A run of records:
-- start --

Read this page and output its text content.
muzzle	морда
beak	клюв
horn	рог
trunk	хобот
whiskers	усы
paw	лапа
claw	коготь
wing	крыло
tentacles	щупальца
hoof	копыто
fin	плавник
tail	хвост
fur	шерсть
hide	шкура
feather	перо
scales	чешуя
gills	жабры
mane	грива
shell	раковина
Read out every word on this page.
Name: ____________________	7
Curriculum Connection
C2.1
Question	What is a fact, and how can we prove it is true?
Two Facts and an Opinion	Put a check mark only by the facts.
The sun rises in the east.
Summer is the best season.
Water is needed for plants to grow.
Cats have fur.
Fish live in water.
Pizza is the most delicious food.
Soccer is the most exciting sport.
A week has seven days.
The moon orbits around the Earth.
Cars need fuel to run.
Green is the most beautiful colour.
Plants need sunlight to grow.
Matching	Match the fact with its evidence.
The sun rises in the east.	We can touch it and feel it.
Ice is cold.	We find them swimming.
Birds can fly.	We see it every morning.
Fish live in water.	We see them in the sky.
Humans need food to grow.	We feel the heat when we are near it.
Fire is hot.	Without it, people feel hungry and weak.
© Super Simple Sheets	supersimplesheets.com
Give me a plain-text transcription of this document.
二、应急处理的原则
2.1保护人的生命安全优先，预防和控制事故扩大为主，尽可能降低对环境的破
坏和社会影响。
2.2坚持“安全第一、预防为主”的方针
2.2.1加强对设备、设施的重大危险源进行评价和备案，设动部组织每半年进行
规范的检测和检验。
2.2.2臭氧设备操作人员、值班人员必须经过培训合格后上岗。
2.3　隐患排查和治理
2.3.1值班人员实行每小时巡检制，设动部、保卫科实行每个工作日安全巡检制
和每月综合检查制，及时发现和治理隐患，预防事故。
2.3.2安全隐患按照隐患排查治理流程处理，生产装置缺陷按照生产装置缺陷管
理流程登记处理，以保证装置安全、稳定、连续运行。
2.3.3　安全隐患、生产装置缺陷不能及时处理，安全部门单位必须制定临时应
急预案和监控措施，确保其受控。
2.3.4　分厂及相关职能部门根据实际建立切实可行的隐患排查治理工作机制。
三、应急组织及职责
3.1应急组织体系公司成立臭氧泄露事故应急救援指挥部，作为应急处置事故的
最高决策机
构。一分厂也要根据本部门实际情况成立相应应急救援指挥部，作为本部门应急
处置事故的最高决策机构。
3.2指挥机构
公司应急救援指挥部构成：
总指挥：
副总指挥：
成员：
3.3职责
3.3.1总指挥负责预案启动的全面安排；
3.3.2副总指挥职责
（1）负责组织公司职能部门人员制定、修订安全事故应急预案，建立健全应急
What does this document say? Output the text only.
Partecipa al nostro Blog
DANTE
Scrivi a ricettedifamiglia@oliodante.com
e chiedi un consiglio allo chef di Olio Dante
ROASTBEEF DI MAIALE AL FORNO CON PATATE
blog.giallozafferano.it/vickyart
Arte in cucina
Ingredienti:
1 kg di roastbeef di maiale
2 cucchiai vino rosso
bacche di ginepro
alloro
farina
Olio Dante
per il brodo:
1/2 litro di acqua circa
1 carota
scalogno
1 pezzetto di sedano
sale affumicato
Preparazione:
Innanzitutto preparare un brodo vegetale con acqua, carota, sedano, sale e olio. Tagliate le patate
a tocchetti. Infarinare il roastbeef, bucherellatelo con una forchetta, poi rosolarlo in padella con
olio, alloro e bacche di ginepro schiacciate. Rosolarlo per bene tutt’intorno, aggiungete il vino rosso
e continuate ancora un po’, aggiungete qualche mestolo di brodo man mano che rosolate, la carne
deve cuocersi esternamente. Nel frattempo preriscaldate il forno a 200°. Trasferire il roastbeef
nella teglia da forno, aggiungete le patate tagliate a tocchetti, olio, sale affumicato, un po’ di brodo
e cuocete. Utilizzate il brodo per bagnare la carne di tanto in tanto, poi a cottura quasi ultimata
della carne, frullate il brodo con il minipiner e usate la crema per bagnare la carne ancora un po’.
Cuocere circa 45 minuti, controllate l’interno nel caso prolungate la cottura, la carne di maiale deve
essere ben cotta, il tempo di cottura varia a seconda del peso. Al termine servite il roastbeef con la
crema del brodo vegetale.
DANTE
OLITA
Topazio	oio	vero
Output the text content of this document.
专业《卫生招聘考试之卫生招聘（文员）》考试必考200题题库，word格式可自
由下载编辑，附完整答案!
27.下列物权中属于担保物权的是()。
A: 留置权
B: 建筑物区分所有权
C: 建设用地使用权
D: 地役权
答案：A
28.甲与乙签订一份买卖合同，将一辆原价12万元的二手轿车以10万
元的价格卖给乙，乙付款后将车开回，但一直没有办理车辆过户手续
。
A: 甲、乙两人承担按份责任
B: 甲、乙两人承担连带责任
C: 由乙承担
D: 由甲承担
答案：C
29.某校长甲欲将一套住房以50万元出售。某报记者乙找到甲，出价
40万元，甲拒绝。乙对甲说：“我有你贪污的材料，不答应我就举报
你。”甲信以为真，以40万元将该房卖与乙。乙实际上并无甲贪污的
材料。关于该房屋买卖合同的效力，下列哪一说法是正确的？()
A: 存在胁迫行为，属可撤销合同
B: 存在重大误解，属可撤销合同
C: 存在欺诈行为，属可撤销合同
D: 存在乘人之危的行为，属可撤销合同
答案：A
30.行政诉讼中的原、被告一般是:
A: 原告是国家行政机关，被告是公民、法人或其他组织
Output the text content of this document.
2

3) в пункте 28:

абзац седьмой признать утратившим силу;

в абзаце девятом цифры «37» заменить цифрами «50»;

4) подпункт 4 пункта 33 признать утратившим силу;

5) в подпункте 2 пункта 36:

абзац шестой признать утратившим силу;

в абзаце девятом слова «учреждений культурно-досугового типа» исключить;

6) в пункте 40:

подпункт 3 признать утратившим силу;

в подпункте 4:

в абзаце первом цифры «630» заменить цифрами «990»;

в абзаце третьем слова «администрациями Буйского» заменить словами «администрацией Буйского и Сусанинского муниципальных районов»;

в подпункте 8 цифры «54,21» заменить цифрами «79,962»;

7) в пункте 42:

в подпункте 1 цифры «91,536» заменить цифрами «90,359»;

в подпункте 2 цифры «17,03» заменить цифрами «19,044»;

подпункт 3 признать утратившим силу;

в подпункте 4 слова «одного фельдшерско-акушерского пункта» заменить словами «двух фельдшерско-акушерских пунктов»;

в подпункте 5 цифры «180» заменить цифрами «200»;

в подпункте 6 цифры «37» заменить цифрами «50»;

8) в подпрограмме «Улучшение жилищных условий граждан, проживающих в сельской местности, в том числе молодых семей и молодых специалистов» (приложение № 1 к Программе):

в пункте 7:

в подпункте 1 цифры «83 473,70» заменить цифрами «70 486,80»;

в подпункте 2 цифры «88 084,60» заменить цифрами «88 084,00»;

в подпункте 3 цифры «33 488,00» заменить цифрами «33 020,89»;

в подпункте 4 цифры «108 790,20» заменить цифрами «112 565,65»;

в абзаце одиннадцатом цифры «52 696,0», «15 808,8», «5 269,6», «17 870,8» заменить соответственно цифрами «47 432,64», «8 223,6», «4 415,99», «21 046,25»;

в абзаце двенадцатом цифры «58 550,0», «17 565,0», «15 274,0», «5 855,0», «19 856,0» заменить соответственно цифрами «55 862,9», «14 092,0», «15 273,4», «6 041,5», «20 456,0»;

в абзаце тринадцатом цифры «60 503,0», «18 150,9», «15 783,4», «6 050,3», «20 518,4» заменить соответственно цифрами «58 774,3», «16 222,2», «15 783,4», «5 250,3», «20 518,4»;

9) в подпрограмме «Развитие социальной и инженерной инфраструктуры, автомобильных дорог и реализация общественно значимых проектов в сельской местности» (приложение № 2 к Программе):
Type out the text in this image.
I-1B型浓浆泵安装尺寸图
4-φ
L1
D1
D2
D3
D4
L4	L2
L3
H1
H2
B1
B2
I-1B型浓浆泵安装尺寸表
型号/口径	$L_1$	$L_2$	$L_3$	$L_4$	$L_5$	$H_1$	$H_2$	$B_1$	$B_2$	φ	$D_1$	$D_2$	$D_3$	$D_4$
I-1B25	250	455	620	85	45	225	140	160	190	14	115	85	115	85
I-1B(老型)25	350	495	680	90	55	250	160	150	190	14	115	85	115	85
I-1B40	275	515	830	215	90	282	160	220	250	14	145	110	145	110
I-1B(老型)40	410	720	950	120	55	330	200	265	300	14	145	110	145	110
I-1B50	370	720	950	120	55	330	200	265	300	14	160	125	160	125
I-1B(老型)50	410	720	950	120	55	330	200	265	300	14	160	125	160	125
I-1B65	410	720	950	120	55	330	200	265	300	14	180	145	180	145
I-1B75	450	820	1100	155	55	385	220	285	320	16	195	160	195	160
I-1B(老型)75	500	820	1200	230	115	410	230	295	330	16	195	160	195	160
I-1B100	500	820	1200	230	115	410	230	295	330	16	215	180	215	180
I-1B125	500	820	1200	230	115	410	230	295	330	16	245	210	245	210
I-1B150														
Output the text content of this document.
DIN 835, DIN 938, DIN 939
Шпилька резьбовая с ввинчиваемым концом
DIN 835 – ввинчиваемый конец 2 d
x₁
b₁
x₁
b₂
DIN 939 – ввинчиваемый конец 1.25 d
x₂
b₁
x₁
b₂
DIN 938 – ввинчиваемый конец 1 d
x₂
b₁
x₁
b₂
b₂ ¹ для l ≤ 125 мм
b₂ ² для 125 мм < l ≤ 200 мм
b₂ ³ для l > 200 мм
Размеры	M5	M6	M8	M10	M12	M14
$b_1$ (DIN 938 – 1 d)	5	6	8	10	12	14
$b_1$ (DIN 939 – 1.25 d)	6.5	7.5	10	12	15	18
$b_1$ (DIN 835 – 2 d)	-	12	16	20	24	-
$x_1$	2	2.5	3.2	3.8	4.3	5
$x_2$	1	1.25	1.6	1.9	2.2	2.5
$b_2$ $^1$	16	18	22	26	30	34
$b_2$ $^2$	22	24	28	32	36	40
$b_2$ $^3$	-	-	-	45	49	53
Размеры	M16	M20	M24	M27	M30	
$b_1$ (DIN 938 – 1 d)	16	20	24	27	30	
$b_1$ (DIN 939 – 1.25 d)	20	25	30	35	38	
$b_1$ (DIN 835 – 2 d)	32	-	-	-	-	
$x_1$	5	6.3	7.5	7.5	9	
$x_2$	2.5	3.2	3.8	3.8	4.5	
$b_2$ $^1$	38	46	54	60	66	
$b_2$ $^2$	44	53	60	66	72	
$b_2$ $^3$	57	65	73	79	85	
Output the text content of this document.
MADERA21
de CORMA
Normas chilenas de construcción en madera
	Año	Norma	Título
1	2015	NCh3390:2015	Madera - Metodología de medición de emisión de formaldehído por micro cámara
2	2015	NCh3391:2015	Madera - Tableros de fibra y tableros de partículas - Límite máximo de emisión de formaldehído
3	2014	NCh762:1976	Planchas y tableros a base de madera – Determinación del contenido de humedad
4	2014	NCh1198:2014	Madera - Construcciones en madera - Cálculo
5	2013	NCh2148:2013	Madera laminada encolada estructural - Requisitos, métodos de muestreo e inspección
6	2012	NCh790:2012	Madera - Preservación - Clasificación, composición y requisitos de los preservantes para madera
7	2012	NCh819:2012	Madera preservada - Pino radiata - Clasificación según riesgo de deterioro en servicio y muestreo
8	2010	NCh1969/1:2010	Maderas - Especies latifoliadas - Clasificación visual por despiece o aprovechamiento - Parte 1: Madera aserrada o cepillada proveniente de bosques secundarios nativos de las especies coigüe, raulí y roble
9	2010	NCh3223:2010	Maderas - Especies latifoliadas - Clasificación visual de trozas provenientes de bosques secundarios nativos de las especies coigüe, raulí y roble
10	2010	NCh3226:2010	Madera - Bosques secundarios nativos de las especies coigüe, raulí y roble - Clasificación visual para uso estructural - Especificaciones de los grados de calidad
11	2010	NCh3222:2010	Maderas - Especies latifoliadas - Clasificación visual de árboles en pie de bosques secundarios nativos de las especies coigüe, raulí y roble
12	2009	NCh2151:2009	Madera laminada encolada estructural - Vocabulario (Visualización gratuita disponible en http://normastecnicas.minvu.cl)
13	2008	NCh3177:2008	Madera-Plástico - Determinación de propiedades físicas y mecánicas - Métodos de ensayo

-- end --

# [Required task]
Find the string "девятом" in the entries above and return each line that holds it.

# [The answer]
в абзаце девятом цифры «37» заменить цифрами «50»;
в абзаце девятом слова «учреждений культурно-досугового типа» исключить;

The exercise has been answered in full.